** Opening DATA block **

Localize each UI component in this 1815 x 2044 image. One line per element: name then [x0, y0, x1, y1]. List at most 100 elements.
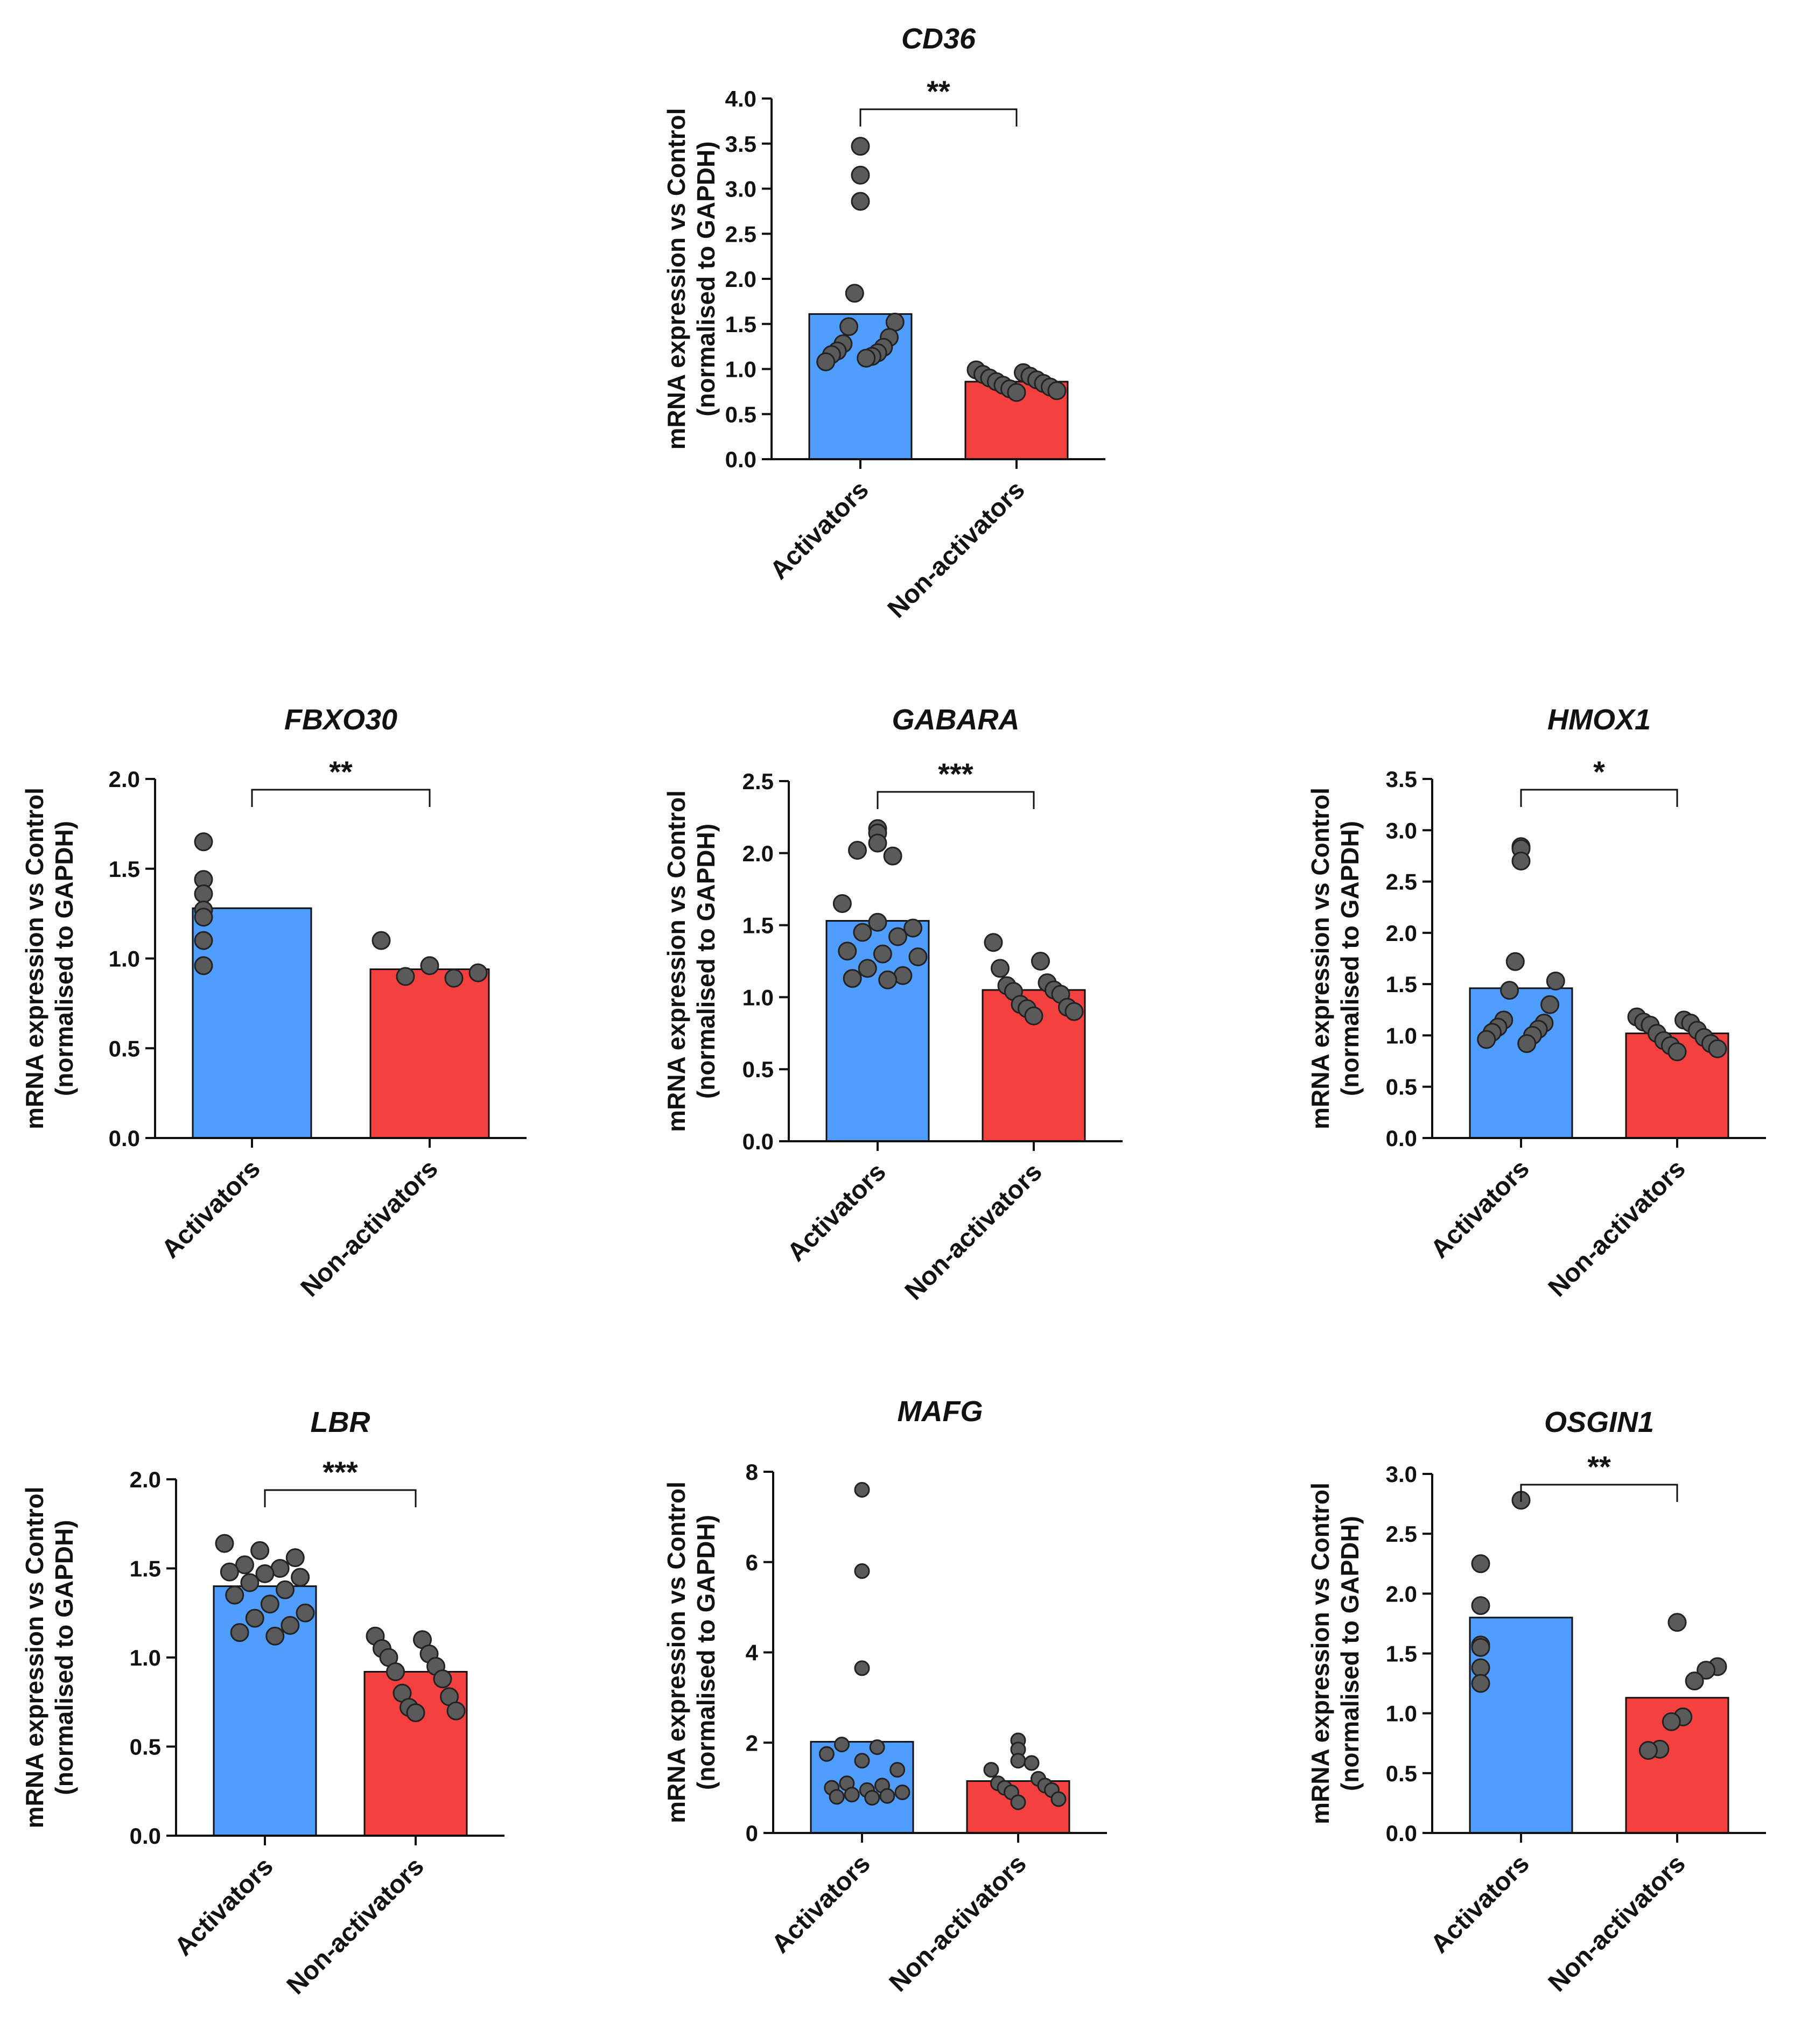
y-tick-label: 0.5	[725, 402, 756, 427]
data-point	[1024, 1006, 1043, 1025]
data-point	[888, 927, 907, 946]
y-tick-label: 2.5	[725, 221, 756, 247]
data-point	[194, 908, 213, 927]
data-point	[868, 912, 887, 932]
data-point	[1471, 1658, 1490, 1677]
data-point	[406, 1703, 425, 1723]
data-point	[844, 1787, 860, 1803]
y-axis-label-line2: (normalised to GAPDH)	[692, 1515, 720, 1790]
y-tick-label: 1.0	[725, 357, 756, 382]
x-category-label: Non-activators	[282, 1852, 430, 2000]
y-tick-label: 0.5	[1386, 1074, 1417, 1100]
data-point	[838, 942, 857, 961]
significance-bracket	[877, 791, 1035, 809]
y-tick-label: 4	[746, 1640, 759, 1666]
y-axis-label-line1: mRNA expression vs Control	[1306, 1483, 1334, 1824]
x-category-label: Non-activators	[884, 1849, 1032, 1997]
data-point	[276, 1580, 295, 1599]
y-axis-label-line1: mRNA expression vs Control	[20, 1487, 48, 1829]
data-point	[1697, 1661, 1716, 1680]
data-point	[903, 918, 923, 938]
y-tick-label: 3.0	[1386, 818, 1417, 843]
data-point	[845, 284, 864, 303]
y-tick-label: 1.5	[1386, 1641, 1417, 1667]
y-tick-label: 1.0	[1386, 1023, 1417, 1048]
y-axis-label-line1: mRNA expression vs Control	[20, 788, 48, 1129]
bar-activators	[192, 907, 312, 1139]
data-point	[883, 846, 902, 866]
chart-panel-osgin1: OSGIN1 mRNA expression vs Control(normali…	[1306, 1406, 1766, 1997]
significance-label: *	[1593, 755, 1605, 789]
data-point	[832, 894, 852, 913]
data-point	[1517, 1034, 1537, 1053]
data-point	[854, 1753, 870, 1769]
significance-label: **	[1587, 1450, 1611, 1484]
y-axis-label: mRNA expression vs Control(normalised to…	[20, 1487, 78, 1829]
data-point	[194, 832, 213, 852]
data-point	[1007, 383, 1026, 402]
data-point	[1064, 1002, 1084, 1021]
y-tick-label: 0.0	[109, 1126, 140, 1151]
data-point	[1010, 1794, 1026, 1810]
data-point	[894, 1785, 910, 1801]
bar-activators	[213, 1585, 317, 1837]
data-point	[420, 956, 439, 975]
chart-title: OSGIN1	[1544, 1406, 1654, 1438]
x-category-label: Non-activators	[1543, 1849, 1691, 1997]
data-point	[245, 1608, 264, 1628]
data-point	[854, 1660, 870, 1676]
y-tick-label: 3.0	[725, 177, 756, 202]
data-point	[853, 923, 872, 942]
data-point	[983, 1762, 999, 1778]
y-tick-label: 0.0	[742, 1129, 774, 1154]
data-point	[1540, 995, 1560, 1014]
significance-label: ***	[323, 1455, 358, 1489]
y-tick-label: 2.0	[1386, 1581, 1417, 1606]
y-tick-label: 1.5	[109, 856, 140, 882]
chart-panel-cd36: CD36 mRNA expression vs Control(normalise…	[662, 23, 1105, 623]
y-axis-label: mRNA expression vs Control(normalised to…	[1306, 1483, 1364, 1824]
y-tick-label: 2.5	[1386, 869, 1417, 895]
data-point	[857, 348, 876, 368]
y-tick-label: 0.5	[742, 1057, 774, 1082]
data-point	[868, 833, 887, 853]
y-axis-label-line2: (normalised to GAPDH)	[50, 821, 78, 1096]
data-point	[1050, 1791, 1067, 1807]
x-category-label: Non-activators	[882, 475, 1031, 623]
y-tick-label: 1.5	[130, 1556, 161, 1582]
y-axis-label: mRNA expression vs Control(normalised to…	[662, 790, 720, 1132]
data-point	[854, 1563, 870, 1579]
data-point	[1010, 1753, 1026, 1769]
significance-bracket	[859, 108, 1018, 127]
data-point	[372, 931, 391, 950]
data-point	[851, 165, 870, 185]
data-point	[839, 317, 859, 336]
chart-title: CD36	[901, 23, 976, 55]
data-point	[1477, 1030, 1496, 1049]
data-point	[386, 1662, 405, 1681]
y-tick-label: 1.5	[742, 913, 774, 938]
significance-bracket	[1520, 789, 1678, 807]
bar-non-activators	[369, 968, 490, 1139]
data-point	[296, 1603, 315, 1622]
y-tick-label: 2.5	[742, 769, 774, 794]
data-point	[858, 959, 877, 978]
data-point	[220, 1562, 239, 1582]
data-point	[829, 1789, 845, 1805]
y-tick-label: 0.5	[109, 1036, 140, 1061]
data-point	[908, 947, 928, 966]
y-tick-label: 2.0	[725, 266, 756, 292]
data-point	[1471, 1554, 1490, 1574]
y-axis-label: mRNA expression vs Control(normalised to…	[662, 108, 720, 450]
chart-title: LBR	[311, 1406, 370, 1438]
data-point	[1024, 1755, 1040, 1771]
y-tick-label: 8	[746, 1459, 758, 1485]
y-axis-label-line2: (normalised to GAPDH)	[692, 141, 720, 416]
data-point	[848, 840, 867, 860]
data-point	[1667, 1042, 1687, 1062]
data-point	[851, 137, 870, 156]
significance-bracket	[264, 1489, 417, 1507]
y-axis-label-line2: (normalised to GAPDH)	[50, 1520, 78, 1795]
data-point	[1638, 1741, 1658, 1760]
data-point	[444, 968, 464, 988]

** Closing DATA block **

WORK ITEM:
Could you return the whole listing exactly, with every picture removed?

WRITTEN ANSWER:
Localize each UI component in this 1815 x 2044 image. One line per element: name then [x0, y0, x1, y1]. List at most 100 elements.
y-tick-label: 0.5	[725, 402, 756, 427]
data-point	[1024, 1006, 1043, 1025]
data-point	[888, 927, 907, 946]
y-tick-label: 2.5	[725, 221, 756, 247]
data-point	[194, 908, 213, 927]
data-point	[868, 912, 887, 932]
data-point	[1471, 1658, 1490, 1677]
data-point	[406, 1703, 425, 1723]
data-point	[844, 1787, 860, 1803]
y-axis-label-line2: (normalised to GAPDH)	[692, 1515, 720, 1790]
y-tick-label: 1.0	[725, 357, 756, 382]
x-category-label: Non-activators	[282, 1852, 430, 2000]
y-tick-label: 0.5	[1386, 1074, 1417, 1100]
data-point	[838, 942, 857, 961]
significance-bracket	[877, 791, 1035, 809]
y-tick-label: 4	[746, 1640, 759, 1666]
y-axis-label-line1: mRNA expression vs Control	[1306, 1483, 1334, 1824]
x-category-label: Non-activators	[884, 1849, 1032, 1997]
data-point	[276, 1580, 295, 1599]
y-axis-label-line1: mRNA expression vs Control	[20, 1487, 48, 1829]
data-point	[1697, 1661, 1716, 1680]
data-point	[903, 918, 923, 938]
y-tick-label: 3.0	[1386, 818, 1417, 843]
data-point	[845, 284, 864, 303]
y-tick-label: 1.5	[1386, 1641, 1417, 1667]
y-tick-label: 1.0	[1386, 1023, 1417, 1048]
y-axis-label-line1: mRNA expression vs Control	[20, 788, 48, 1129]
bar-activators	[192, 907, 312, 1139]
data-point	[883, 846, 902, 866]
chart-panel-osgin1: OSGIN1 mRNA expression vs Control(normali…	[1306, 1406, 1766, 1997]
significance-label: *	[1593, 755, 1605, 789]
data-point	[832, 894, 852, 913]
data-point	[1517, 1034, 1537, 1053]
data-point	[854, 1753, 870, 1769]
significance-label: **	[1587, 1450, 1611, 1484]
y-axis-label: mRNA expression vs Control(normalised to…	[20, 1487, 78, 1829]
data-point	[194, 832, 213, 852]
data-point	[1007, 383, 1026, 402]
data-point	[1064, 1002, 1084, 1021]
y-tick-label: 0.0	[109, 1126, 140, 1151]
data-point	[1010, 1794, 1026, 1810]
data-point	[894, 1785, 910, 1801]
bar-activators	[213, 1585, 317, 1837]
data-point	[420, 956, 439, 975]
chart-title: OSGIN1	[1544, 1406, 1654, 1438]
x-category-label: Non-activators	[1543, 1849, 1691, 1997]
data-point	[245, 1608, 264, 1628]
data-point	[854, 1660, 870, 1676]
y-tick-label: 3.0	[725, 177, 756, 202]
data-point	[853, 923, 872, 942]
data-point	[983, 1762, 999, 1778]
y-tick-label: 0.0	[742, 1129, 774, 1154]
data-point	[1540, 995, 1560, 1014]
significance-label: ***	[323, 1455, 358, 1489]
y-tick-label: 2.0	[1386, 1581, 1417, 1606]
y-tick-label: 1.5	[109, 856, 140, 882]
chart-panel-cd36: CD36 mRNA expression vs Control(normalise…	[662, 23, 1105, 623]
y-axis-label: mRNA expression vs Control(normalised to…	[1306, 1483, 1364, 1824]
y-tick-label: 2.5	[1386, 869, 1417, 895]
data-point	[857, 348, 876, 368]
y-tick-label: 0.5	[742, 1057, 774, 1082]
data-point	[868, 833, 887, 853]
y-axis-label-line2: (normalised to GAPDH)	[50, 821, 78, 1096]
data-point	[1050, 1791, 1067, 1807]
x-category-label: Non-activators	[882, 475, 1031, 623]
y-tick-label: 1.5	[130, 1556, 161, 1582]
y-axis-label: mRNA expression vs Control(normalised to…	[662, 790, 720, 1132]
data-point	[854, 1563, 870, 1579]
data-point	[1010, 1753, 1026, 1769]
significance-bracket	[859, 108, 1018, 127]
data-point	[372, 931, 391, 950]
data-point	[851, 165, 870, 185]
data-point	[839, 317, 859, 336]
chart-title: CD36	[901, 23, 976, 55]
data-point	[1477, 1030, 1496, 1049]
data-point	[386, 1662, 405, 1681]
y-tick-label: 1.5	[742, 913, 774, 938]
significance-bracket	[1520, 789, 1678, 807]
bar-non-activators	[369, 968, 490, 1139]
data-point	[296, 1603, 315, 1622]
y-tick-label: 2.5	[742, 769, 774, 794]
data-point	[858, 959, 877, 978]
data-point	[220, 1562, 239, 1582]
data-point	[829, 1789, 845, 1805]
y-tick-label: 0.5	[109, 1036, 140, 1061]
data-point	[908, 947, 928, 966]
y-tick-label: 2.0	[725, 266, 756, 292]
data-point	[1471, 1554, 1490, 1574]
y-axis-label: mRNA expression vs Control(normalised to…	[662, 108, 720, 450]
chart-title: LBR	[311, 1406, 370, 1438]
data-point	[1024, 1755, 1040, 1771]
y-tick-label: 8	[746, 1459, 758, 1485]
y-axis-label-line2: (normalised to GAPDH)	[692, 141, 720, 416]
data-point	[848, 840, 867, 860]
data-point	[1667, 1042, 1687, 1062]
data-point	[851, 137, 870, 156]
significance-bracket	[264, 1489, 417, 1507]
y-axis-label-line2: (normalised to GAPDH)	[50, 1520, 78, 1795]
data-point	[1638, 1741, 1658, 1760]
data-point	[444, 968, 464, 988]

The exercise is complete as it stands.